Skip the images and copy each record exactly as written.

# Figure record extracts
• • • •
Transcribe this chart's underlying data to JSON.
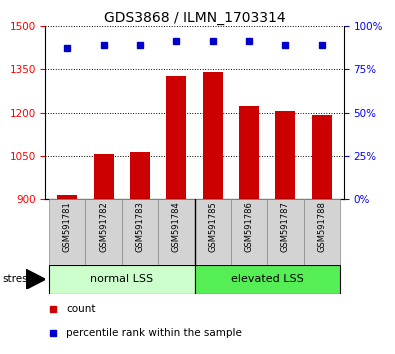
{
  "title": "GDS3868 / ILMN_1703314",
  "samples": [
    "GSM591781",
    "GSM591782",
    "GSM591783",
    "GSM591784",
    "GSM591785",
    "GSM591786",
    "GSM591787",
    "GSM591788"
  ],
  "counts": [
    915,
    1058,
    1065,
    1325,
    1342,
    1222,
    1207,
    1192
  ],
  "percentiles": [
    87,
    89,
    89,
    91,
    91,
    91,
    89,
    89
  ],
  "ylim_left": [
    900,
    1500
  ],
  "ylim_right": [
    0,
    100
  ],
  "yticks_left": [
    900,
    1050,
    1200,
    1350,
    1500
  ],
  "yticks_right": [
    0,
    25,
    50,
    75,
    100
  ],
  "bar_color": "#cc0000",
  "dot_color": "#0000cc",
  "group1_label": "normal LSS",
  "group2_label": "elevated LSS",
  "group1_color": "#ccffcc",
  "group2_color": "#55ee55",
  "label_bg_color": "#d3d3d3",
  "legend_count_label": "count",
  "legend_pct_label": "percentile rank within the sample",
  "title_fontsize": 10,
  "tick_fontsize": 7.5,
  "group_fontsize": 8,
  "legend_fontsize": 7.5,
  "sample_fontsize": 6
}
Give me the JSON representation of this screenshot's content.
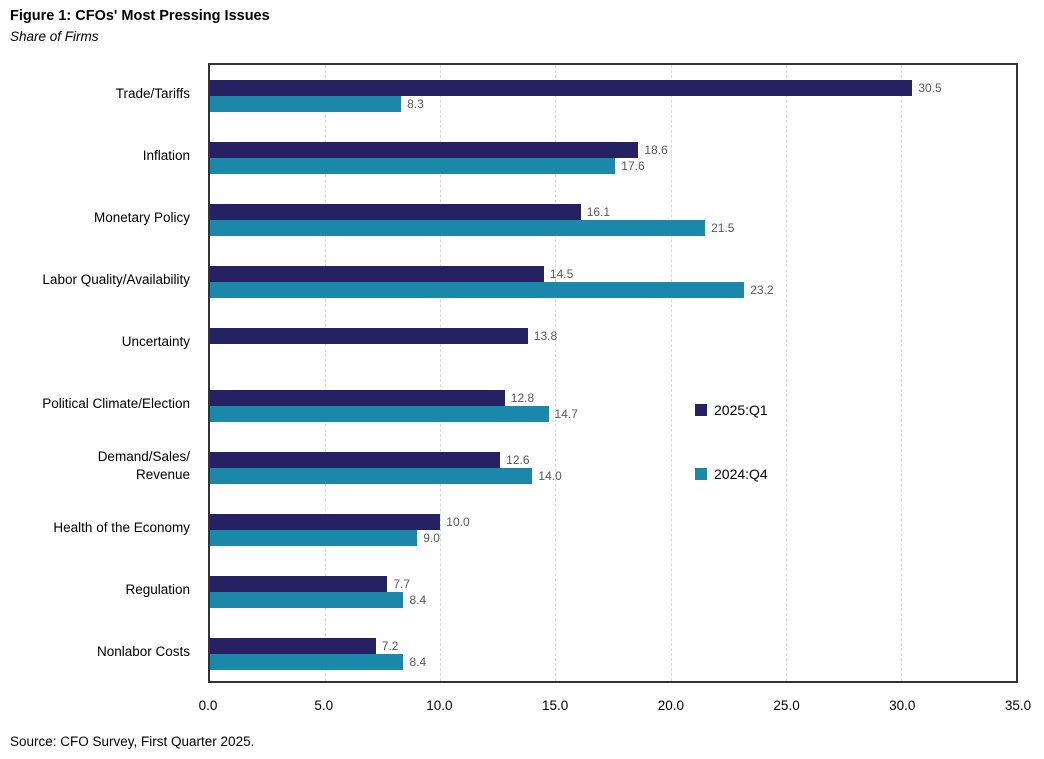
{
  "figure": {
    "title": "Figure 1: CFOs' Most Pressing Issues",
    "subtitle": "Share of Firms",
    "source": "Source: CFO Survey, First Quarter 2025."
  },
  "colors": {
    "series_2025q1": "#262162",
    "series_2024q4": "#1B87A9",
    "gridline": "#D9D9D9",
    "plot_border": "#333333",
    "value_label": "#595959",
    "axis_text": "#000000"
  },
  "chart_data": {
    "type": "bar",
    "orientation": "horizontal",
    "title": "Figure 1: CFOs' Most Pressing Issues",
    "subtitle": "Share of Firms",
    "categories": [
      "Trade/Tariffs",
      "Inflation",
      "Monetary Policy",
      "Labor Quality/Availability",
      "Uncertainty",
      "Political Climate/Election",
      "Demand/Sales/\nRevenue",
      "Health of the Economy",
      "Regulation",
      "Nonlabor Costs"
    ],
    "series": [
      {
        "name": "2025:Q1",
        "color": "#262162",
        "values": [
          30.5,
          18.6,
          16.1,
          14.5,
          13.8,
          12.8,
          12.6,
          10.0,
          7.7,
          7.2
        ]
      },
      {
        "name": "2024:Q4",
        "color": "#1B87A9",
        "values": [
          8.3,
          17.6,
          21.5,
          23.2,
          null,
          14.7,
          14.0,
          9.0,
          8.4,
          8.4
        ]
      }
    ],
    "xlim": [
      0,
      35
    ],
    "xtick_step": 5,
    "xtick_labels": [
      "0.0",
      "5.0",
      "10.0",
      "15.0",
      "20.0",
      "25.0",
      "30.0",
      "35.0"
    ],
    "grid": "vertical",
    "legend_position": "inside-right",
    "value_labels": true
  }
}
• • • •
# Exercise response
Transcribe this chart's underlying data to JSON.
{
  "title": "GDS3868 / ILMN_1703314",
  "samples": [
    "GSM591781",
    "GSM591782",
    "GSM591783",
    "GSM591784",
    "GSM591785",
    "GSM591786",
    "GSM591787",
    "GSM591788"
  ],
  "counts": [
    915,
    1058,
    1065,
    1325,
    1342,
    1222,
    1207,
    1192
  ],
  "percentiles": [
    87,
    89,
    89,
    91,
    91,
    91,
    89,
    89
  ],
  "ylim_left": [
    900,
    1500
  ],
  "ylim_right": [
    0,
    100
  ],
  "yticks_left": [
    900,
    1050,
    1200,
    1350,
    1500
  ],
  "yticks_right": [
    0,
    25,
    50,
    75,
    100
  ],
  "bar_color": "#cc0000",
  "dot_color": "#0000cc",
  "group1_label": "normal LSS",
  "group2_label": "elevated LSS",
  "group1_color": "#ccffcc",
  "group2_color": "#55ee55",
  "label_bg_color": "#d3d3d3",
  "legend_count_label": "count",
  "legend_pct_label": "percentile rank within the sample",
  "title_fontsize": 10,
  "tick_fontsize": 7.5,
  "group_fontsize": 8,
  "legend_fontsize": 7.5,
  "sample_fontsize": 6
}
Give me the JSON representation of this screenshot's content.
{
  "figure": {
    "title": "Figure 1: CFOs' Most Pressing Issues",
    "subtitle": "Share of Firms",
    "source": "Source: CFO Survey, First Quarter 2025."
  },
  "colors": {
    "series_2025q1": "#262162",
    "series_2024q4": "#1B87A9",
    "gridline": "#D9D9D9",
    "plot_border": "#333333",
    "value_label": "#595959",
    "axis_text": "#000000"
  },
  "chart_data": {
    "type": "bar",
    "orientation": "horizontal",
    "title": "Figure 1: CFOs' Most Pressing Issues",
    "subtitle": "Share of Firms",
    "categories": [
      "Trade/Tariffs",
      "Inflation",
      "Monetary Policy",
      "Labor Quality/Availability",
      "Uncertainty",
      "Political Climate/Election",
      "Demand/Sales/\nRevenue",
      "Health of the Economy",
      "Regulation",
      "Nonlabor Costs"
    ],
    "series": [
      {
        "name": "2025:Q1",
        "color": "#262162",
        "values": [
          30.5,
          18.6,
          16.1,
          14.5,
          13.8,
          12.8,
          12.6,
          10.0,
          7.7,
          7.2
        ]
      },
      {
        "name": "2024:Q4",
        "color": "#1B87A9",
        "values": [
          8.3,
          17.6,
          21.5,
          23.2,
          null,
          14.7,
          14.0,
          9.0,
          8.4,
          8.4
        ]
      }
    ],
    "xlim": [
      0,
      35
    ],
    "xtick_step": 5,
    "xtick_labels": [
      "0.0",
      "5.0",
      "10.0",
      "15.0",
      "20.0",
      "25.0",
      "30.0",
      "35.0"
    ],
    "grid": "vertical",
    "legend_position": "inside-right",
    "value_labels": true
  }
}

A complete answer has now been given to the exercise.